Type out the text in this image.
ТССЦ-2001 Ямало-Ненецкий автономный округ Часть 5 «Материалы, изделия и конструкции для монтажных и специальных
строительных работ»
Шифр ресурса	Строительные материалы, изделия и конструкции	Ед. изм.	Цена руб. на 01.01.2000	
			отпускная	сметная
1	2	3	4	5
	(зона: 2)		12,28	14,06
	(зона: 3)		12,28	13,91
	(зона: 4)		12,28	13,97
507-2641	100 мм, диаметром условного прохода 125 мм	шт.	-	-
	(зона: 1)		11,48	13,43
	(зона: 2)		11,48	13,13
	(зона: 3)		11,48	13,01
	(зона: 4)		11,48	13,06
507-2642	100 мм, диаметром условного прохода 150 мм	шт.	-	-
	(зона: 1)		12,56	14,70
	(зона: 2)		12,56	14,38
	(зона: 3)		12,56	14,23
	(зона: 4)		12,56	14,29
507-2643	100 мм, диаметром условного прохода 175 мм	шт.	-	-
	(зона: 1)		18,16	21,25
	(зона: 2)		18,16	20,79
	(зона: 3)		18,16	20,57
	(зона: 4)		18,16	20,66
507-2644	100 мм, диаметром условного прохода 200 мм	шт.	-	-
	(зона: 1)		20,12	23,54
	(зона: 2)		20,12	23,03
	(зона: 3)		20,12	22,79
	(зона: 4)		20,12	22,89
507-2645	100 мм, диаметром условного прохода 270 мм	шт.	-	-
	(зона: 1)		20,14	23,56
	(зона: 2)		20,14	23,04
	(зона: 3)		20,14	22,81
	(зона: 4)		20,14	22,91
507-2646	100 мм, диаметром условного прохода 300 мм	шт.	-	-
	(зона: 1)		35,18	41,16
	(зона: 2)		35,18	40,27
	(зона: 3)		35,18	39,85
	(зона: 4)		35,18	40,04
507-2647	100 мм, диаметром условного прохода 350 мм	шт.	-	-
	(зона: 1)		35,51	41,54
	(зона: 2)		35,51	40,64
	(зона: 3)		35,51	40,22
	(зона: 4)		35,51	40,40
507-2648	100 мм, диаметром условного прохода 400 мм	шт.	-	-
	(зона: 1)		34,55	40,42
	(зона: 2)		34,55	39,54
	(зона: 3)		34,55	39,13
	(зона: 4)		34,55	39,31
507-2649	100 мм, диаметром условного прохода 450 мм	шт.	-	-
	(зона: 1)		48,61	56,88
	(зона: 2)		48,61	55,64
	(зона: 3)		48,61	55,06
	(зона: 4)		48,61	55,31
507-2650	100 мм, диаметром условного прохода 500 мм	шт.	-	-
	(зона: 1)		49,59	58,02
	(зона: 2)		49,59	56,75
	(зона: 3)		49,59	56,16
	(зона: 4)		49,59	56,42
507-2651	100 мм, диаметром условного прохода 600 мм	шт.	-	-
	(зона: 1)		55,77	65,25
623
---
What to produce:
Print again each line of the listing above, exactly as it appears.

Response to the task:
Type out the text in this image.
ТССЦ-2001 Ямало-Ненецкий автономный округ Часть 5 «Материалы, изделия и конструкции для монтажных и специальных
строительных работ»
Шифр ресурса	Строительные материалы, изделия и конструкции	Ед. изм.	Цена руб. на 01.01.2000	
			отпускная	сметная
1	2	3	4	5
	(зона: 2)		12,28	14,06
	(зона: 3)		12,28	13,91
	(зона: 4)		12,28	13,97
507-2641	100 мм, диаметром условного прохода 125 мм	шт.	-	-
	(зона: 1)		11,48	13,43
	(зона: 2)		11,48	13,13
	(зона: 3)		11,48	13,01
	(зона: 4)		11,48	13,06
507-2642	100 мм, диаметром условного прохода 150 мм	шт.	-	-
	(зона: 1)		12,56	14,70
	(зона: 2)		12,56	14,38
	(зона: 3)		12,56	14,23
	(зона: 4)		12,56	14,29
507-2643	100 мм, диаметром условного прохода 175 мм	шт.	-	-
	(зона: 1)		18,16	21,25
	(зона: 2)		18,16	20,79
	(зона: 3)		18,16	20,57
	(зона: 4)		18,16	20,66
507-2644	100 мм, диаметром условного прохода 200 мм	шт.	-	-
	(зона: 1)		20,12	23,54
	(зона: 2)		20,12	23,03
	(зона: 3)		20,12	22,79
	(зона: 4)		20,12	22,89
507-2645	100 мм, диаметром условного прохода 270 мм	шт.	-	-
	(зона: 1)		20,14	23,56
	(зона: 2)		20,14	23,04
	(зона: 3)		20,14	22,81
	(зона: 4)		20,14	22,91
507-2646	100 мм, диаметром условного прохода 300 мм	шт.	-	-
	(зона: 1)		35,18	41,16
	(зона: 2)		35,18	40,27
	(зона: 3)		35,18	39,85
	(зона: 4)		35,18	40,04
507-2647	100 мм, диаметром условного прохода 350 мм	шт.	-	-
	(зона: 1)		35,51	41,54
	(зона: 2)		35,51	40,64
	(зона: 3)		35,51	40,22
	(зона: 4)		35,51	40,40
507-2648	100 мм, диаметром условного прохода 400 мм	шт.	-	-
	(зона: 1)		34,55	40,42
	(зона: 2)		34,55	39,54
	(зона: 3)		34,55	39,13
	(зона: 4)		34,55	39,31
507-2649	100 мм, диаметром условного прохода 450 мм	шт.	-	-
	(зона: 1)		48,61	56,88
	(зона: 2)		48,61	55,64
	(зона: 3)		48,61	55,06
	(зона: 4)		48,61	55,31
507-2650	100 мм, диаметром условного прохода 500 мм	шт.	-	-
	(зона: 1)		49,59	58,02
	(зона: 2)		49,59	56,75
	(зона: 3)		49,59	56,16
	(зона: 4)		49,59	56,42
507-2651	100 мм, диаметром условного прохода 600 мм	шт.	-	-
	(зона: 1)		55,77	65,25
623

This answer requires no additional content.